### [AIM]
Copy out every line containing the word "source".

****************************************

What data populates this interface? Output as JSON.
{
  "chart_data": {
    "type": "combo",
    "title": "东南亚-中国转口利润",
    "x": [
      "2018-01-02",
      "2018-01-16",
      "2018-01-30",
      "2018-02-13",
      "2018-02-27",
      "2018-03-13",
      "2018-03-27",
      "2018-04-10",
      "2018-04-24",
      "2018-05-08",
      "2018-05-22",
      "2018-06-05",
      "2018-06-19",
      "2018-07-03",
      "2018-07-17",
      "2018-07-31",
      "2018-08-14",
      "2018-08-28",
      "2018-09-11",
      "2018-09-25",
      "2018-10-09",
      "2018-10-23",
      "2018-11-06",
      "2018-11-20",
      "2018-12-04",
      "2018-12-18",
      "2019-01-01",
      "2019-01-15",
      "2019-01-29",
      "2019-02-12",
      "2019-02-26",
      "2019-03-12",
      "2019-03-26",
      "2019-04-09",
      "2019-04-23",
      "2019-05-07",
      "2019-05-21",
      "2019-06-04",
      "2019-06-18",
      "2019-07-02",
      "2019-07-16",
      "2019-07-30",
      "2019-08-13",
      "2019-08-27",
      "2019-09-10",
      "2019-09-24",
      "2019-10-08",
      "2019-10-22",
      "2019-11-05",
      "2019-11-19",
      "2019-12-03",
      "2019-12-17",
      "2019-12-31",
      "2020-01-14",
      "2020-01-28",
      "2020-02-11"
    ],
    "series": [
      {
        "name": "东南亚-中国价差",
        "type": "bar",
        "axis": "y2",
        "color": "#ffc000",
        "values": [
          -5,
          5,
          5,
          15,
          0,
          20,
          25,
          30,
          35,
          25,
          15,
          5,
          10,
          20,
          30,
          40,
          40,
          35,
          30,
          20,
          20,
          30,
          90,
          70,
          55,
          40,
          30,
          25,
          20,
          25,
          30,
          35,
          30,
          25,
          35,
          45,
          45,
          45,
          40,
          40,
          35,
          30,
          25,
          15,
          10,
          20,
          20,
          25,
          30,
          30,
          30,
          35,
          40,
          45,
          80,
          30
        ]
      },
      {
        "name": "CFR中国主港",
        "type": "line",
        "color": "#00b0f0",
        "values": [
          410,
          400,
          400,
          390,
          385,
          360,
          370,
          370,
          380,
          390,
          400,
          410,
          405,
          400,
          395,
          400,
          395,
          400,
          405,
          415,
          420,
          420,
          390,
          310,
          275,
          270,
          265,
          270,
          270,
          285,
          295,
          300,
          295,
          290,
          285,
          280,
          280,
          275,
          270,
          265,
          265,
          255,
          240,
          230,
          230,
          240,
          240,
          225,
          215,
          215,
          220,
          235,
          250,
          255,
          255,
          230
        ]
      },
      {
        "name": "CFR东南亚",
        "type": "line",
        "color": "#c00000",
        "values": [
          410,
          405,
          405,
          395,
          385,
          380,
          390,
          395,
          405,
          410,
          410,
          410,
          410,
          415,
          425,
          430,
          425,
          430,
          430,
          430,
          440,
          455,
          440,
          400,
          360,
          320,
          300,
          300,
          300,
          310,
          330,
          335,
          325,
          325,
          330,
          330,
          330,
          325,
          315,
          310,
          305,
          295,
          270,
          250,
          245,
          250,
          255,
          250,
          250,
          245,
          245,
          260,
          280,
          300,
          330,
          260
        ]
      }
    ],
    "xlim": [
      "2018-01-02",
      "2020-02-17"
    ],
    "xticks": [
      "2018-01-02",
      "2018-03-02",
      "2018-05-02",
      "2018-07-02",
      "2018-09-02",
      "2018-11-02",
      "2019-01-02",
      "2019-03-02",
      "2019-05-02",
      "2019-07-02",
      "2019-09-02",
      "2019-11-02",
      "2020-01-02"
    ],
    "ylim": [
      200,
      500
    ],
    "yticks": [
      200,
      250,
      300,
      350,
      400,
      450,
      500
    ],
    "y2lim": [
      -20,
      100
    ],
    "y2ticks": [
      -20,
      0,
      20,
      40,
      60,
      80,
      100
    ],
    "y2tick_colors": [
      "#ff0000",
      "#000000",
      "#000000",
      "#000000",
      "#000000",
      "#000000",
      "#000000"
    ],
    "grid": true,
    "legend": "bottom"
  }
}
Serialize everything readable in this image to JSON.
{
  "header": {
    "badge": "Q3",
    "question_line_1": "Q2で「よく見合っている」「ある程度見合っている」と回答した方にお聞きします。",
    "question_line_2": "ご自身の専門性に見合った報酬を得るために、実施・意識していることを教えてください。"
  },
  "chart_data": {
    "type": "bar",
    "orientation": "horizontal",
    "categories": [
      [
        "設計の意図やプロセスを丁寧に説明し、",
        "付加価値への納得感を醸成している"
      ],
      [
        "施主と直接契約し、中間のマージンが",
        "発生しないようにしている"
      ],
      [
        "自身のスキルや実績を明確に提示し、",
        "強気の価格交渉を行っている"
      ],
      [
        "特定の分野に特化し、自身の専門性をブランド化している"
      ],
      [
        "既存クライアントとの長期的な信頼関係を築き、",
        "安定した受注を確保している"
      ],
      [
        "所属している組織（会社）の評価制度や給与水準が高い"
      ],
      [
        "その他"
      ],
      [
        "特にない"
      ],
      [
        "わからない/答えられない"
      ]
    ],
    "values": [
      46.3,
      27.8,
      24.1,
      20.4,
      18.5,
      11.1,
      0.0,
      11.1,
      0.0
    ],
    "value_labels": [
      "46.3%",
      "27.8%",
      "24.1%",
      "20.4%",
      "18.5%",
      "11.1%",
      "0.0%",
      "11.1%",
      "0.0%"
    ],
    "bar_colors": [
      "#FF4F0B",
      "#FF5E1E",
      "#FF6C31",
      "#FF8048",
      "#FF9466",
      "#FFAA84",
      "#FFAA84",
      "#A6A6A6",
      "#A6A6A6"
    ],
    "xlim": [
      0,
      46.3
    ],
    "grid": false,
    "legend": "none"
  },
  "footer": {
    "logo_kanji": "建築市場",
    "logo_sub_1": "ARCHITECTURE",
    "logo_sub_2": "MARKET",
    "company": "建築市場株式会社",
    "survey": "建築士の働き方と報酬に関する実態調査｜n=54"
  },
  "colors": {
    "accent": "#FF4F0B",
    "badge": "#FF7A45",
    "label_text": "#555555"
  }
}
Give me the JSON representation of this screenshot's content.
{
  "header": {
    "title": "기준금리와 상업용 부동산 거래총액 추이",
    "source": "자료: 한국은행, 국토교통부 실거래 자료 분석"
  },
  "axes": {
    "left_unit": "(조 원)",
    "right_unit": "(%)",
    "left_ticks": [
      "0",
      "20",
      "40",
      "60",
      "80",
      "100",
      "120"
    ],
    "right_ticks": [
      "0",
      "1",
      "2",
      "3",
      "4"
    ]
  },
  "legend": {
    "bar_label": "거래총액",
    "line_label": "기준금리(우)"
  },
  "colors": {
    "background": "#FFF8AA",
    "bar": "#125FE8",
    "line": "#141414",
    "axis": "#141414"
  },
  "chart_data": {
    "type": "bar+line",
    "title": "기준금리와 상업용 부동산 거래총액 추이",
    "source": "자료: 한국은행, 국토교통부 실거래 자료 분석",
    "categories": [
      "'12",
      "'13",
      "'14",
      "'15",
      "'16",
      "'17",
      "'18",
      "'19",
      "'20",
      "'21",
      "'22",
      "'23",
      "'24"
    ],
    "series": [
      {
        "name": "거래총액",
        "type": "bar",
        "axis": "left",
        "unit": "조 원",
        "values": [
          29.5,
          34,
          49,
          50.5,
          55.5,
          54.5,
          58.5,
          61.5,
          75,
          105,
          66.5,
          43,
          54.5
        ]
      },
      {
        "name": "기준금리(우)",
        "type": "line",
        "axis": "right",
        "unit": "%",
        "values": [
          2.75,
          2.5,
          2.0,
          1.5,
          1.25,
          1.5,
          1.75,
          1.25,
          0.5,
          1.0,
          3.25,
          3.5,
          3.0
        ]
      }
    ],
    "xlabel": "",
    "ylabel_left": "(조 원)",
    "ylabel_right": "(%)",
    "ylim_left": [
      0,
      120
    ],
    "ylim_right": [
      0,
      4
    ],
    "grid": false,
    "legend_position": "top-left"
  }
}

****************************************

### [EXERCISE SOLUTION]
    "source": "자료: 한국은행, 국토교통부 실거래 자료 분석"
    "source": "자료: 한국은행, 국토교통부 실거래 자료 분석",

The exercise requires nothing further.